Filter the entries and keep only the lines where the string "развитие" appears.

Data records
====

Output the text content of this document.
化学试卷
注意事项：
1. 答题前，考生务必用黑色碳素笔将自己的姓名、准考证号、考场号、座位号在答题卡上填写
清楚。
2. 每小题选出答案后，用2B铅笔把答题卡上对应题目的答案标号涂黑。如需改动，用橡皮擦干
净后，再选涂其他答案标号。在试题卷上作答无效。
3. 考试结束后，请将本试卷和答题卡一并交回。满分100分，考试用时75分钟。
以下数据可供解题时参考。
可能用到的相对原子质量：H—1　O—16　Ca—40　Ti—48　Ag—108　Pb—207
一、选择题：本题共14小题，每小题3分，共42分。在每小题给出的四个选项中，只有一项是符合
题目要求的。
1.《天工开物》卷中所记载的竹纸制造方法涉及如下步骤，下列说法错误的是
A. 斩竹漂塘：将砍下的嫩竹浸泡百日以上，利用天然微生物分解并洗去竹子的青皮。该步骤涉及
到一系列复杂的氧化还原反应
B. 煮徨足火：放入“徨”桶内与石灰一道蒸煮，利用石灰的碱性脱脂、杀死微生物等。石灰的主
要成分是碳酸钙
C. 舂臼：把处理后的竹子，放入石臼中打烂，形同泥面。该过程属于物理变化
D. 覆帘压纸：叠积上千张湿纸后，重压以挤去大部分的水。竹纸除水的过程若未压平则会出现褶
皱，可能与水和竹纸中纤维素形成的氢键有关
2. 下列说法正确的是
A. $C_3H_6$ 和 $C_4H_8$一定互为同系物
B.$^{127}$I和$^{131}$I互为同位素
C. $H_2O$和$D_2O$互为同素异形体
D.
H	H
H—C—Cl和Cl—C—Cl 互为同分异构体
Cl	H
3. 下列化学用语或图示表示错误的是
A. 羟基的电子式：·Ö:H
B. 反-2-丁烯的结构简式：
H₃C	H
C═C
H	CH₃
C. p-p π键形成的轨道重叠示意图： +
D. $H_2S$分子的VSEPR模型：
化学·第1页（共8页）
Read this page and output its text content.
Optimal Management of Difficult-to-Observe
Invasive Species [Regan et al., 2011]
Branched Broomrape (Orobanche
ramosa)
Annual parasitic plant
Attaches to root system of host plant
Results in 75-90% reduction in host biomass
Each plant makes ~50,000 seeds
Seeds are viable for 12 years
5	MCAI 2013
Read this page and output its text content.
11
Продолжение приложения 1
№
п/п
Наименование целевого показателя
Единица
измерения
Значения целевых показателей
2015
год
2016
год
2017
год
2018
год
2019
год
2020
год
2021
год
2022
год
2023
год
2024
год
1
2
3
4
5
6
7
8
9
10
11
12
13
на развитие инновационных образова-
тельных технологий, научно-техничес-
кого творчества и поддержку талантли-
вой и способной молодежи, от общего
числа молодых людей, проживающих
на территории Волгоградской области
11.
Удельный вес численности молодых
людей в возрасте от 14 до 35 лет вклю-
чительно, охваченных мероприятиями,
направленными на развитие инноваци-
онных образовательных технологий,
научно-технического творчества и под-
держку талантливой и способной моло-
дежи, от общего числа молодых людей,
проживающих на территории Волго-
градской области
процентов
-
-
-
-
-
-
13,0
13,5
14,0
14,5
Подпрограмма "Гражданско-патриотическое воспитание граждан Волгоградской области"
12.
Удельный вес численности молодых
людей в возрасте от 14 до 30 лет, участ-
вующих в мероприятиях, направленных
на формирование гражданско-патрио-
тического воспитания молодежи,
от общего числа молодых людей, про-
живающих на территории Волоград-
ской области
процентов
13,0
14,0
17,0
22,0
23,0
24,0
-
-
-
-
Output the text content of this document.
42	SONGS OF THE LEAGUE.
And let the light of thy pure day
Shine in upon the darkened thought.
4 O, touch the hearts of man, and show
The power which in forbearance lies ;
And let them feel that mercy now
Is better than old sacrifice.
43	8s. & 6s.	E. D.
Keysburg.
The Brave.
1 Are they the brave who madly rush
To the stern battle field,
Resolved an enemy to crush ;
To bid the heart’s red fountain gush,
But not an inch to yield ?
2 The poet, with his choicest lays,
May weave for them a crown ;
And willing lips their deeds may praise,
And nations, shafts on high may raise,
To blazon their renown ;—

====

> TASK OUTPUT:
на развитие инновационных образова-
направленными на развитие инноваци-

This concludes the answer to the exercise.